# Start of Material provided
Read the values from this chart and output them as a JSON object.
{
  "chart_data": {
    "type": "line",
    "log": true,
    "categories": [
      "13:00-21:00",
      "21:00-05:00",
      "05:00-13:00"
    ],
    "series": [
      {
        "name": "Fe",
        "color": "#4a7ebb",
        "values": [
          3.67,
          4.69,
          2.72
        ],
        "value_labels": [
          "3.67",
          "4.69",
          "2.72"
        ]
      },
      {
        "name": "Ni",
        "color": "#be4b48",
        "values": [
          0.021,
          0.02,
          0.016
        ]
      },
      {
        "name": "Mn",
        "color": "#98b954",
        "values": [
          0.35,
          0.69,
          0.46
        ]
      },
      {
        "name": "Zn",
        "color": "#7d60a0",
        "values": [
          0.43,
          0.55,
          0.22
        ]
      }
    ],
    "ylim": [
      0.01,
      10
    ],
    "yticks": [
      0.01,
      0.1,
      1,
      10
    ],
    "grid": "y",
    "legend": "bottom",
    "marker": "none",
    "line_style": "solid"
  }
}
# End of Material provided
■ Instruction
Print the entries exactly. Include every one.

■ Solved exercise
Read the values from this chart and output them as a JSON object.
{
  "chart_data": {
    "type": "line",
    "log": true,
    "categories": [
      "13:00-21:00",
      "21:00-05:00",
      "05:00-13:00"
    ],
    "series": [
      {
        "name": "Fe",
        "color": "#4a7ebb",
        "values": [
          3.67,
          4.69,
          2.72
        ],
        "value_labels": [
          "3.67",
          "4.69",
          "2.72"
        ]
      },
      {
        "name": "Ni",
        "color": "#be4b48",
        "values": [
          0.021,
          0.02,
          0.016
        ]
      },
      {
        "name": "Mn",
        "color": "#98b954",
        "values": [
          0.35,
          0.69,
          0.46
        ]
      },
      {
        "name": "Zn",
        "color": "#7d60a0",
        "values": [
          0.43,
          0.55,
          0.22
        ]
      }
    ],
    "ylim": [
      0.01,
      10
    ],
    "yticks": [
      0.01,
      0.1,
      1,
      10
    ],
    "grid": "y",
    "legend": "bottom",
    "marker": "none",
    "line_style": "solid"
  }
}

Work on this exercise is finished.